WORK TO COMPLETE. From the records, pick out and copy each line containing "colors".

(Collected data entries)
START

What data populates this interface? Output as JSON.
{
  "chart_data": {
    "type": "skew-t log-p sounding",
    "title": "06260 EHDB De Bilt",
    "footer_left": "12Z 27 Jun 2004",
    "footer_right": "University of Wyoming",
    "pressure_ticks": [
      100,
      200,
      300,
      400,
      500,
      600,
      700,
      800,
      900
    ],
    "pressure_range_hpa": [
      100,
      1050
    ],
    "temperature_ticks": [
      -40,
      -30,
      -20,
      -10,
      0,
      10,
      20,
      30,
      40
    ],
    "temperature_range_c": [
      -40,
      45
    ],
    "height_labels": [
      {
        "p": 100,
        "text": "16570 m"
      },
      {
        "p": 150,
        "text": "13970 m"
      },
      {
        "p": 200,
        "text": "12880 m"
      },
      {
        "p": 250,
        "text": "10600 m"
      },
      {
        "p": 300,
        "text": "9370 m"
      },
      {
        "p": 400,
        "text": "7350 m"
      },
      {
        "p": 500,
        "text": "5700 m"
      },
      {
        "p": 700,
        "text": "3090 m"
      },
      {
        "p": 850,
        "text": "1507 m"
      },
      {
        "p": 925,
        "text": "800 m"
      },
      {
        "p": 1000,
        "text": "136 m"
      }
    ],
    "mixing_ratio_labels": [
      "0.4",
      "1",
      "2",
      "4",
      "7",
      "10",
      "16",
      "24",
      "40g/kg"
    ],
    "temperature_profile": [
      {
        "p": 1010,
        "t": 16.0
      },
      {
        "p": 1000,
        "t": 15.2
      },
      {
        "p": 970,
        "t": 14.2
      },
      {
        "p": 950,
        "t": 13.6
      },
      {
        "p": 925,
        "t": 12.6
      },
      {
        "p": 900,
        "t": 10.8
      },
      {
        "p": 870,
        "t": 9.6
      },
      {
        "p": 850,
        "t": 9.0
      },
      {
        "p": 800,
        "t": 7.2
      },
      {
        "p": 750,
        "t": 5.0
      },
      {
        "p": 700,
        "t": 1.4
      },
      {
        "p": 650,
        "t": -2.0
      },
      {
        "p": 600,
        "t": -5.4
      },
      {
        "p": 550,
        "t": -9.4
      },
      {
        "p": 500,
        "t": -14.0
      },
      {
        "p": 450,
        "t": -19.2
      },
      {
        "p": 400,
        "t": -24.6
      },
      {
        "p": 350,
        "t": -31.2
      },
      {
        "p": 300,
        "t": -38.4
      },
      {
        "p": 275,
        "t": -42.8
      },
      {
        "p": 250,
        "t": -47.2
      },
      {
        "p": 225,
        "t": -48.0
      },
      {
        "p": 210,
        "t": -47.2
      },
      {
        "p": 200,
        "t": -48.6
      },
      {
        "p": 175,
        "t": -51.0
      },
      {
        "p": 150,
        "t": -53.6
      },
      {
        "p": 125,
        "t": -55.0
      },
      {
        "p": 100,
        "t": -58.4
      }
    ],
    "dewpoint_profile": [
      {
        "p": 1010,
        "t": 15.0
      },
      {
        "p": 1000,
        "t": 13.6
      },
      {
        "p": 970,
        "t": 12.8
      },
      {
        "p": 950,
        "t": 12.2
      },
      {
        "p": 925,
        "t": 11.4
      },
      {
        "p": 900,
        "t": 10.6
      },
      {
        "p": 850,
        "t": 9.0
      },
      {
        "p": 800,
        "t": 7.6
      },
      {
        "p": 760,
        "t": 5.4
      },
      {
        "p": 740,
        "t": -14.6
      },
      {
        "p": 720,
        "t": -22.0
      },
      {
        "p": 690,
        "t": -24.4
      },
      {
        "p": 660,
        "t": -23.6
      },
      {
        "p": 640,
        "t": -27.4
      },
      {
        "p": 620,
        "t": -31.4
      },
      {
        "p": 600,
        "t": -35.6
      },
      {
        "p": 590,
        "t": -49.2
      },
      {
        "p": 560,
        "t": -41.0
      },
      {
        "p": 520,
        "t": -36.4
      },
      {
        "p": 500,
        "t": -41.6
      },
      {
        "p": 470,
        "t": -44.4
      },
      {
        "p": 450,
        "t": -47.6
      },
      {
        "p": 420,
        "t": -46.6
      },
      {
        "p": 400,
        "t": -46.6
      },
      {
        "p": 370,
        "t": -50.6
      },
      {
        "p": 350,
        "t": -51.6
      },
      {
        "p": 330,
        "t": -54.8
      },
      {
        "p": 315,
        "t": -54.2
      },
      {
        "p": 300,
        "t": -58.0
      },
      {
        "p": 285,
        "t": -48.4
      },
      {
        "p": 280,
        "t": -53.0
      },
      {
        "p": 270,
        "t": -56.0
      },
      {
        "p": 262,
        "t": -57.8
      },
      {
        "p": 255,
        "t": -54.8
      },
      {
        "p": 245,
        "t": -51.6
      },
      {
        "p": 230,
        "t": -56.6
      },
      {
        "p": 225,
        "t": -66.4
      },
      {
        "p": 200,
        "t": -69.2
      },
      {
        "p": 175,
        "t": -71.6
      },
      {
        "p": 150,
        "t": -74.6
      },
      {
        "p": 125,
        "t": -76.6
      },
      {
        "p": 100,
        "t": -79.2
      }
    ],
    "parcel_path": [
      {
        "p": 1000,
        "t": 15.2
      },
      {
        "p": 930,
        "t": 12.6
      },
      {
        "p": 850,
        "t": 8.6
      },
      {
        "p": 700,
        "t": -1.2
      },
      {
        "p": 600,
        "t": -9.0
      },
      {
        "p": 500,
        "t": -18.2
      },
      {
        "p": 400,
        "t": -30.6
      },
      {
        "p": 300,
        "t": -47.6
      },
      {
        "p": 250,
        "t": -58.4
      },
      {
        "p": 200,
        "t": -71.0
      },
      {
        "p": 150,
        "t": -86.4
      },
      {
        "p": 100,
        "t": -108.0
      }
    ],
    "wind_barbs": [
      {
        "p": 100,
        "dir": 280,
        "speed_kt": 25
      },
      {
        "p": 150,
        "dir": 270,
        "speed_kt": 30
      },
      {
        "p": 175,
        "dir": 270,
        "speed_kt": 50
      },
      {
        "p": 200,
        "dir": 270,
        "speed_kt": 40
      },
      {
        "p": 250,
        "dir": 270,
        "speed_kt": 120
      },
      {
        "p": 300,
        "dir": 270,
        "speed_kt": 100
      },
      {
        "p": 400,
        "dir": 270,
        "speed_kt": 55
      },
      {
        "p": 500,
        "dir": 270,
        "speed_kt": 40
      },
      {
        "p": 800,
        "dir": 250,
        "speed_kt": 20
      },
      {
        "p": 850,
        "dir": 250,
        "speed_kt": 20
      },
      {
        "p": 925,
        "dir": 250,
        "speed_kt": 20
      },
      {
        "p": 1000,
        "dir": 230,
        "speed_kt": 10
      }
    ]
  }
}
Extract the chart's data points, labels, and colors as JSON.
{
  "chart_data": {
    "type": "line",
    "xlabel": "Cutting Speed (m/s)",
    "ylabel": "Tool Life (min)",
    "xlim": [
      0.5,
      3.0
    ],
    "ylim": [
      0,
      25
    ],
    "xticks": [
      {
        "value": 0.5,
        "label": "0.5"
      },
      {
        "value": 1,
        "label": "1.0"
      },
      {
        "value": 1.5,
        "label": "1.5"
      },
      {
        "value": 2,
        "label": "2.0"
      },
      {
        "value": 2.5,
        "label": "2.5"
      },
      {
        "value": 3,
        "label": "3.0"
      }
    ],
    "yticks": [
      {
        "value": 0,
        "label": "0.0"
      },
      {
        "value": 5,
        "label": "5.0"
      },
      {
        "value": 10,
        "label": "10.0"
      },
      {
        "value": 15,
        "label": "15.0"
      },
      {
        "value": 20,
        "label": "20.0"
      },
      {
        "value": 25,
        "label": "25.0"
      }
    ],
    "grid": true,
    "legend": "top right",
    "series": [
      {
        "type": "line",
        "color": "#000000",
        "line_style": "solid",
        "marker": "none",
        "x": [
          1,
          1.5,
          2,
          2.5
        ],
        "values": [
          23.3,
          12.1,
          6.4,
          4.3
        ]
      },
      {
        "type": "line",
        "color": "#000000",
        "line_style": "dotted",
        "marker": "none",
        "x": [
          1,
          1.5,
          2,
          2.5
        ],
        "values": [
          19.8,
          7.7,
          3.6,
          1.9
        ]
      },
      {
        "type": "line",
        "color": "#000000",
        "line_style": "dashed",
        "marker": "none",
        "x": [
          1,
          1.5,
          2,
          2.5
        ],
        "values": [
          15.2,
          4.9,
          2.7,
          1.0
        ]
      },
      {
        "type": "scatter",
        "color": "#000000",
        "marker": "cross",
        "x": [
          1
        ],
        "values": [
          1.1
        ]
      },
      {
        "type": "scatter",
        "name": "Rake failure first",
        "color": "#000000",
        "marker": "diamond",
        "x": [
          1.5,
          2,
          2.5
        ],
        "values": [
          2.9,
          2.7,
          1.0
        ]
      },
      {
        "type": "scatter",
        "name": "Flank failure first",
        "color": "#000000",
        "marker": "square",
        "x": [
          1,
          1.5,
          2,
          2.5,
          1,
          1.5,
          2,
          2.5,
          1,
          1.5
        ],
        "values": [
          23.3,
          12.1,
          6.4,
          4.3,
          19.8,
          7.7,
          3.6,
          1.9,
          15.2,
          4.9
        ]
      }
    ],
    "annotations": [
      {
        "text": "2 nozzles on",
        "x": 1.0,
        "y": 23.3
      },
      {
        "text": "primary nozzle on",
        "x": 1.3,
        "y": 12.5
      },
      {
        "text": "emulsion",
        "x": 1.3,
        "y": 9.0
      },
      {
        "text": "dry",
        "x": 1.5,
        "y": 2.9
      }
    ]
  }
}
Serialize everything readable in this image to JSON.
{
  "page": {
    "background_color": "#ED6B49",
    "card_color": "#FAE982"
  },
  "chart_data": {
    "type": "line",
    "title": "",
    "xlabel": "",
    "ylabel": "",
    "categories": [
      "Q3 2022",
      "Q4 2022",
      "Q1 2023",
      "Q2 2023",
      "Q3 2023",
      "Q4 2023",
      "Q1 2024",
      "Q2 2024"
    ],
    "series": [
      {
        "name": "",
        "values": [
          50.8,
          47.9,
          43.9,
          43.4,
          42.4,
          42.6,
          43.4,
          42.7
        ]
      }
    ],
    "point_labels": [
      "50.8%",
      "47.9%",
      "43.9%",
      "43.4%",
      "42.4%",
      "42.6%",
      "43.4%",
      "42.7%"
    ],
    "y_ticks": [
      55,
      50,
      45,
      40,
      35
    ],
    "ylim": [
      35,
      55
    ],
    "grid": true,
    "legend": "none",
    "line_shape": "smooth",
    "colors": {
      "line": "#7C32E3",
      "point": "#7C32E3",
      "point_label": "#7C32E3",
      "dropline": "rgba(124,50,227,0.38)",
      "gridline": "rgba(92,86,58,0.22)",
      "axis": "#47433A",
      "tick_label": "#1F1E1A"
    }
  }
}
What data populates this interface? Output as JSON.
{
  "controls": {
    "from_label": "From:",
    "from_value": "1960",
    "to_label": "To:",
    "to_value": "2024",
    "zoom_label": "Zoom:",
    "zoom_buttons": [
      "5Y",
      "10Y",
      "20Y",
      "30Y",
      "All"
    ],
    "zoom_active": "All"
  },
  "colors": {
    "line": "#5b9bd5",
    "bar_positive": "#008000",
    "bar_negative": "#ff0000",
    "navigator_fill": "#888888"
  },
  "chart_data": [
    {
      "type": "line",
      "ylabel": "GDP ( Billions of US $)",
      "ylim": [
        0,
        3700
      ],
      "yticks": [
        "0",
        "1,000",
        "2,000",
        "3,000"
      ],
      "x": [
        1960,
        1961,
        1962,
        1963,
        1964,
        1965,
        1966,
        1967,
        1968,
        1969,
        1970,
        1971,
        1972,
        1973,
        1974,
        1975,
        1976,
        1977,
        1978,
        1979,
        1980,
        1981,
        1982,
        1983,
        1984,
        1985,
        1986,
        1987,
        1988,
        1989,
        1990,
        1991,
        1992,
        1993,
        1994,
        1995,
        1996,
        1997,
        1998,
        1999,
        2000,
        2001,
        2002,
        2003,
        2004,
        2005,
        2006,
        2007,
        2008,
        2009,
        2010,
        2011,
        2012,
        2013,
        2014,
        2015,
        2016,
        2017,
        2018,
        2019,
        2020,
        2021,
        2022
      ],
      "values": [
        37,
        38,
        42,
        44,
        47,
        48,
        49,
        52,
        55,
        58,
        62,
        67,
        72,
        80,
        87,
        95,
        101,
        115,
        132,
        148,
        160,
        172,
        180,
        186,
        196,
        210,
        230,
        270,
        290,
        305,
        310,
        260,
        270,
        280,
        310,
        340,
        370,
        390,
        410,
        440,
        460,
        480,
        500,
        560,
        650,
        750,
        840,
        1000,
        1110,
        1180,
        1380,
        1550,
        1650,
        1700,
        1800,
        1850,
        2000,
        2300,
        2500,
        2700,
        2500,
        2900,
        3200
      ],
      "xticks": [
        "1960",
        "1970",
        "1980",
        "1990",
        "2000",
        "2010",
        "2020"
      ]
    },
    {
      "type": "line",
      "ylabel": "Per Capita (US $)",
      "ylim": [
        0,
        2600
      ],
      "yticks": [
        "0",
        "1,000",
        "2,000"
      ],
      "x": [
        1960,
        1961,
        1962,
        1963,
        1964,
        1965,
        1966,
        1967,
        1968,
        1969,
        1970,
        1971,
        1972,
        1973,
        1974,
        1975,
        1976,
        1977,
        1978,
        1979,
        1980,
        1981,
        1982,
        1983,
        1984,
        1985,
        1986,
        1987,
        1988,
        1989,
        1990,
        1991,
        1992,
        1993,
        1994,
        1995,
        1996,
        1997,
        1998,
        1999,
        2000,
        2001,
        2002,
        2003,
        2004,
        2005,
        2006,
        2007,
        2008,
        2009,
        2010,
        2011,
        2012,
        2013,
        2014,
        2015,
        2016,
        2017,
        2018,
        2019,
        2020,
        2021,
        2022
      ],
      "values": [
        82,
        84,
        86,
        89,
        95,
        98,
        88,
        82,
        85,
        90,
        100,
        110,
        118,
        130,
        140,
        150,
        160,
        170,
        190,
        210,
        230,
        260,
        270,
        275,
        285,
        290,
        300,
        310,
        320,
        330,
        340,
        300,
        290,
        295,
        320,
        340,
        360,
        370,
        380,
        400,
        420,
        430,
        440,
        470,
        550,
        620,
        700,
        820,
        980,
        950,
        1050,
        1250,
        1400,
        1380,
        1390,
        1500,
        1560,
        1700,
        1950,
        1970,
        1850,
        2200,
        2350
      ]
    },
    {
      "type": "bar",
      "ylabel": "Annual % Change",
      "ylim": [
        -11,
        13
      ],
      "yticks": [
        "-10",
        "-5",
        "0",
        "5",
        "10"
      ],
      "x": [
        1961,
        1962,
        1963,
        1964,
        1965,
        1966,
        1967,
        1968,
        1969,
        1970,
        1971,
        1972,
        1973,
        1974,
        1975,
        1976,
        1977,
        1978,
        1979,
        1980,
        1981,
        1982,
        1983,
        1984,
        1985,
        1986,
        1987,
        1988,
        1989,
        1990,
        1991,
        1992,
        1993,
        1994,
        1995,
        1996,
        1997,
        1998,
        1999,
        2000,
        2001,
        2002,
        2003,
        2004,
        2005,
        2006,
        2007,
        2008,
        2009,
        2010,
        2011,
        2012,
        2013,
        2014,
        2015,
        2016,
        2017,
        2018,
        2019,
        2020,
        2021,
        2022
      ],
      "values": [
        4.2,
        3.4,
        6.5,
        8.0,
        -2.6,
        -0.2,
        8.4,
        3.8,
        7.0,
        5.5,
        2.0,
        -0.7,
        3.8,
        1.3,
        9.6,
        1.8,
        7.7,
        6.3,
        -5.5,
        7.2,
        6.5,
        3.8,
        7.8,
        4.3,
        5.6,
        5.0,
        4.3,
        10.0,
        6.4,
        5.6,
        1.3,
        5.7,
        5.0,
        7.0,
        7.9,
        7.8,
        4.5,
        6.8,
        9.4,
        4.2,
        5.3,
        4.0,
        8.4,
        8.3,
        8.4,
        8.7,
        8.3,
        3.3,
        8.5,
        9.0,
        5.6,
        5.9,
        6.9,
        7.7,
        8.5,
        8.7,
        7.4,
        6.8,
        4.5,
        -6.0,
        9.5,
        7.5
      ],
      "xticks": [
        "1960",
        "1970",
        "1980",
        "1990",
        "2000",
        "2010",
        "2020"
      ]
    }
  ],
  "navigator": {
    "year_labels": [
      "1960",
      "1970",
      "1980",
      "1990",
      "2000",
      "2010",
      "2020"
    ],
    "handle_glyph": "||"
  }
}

END

EXERCISE RESPONSE.
Extract the chart's data points, labels, and colors as JSON.
    "colors": {
  "colors": {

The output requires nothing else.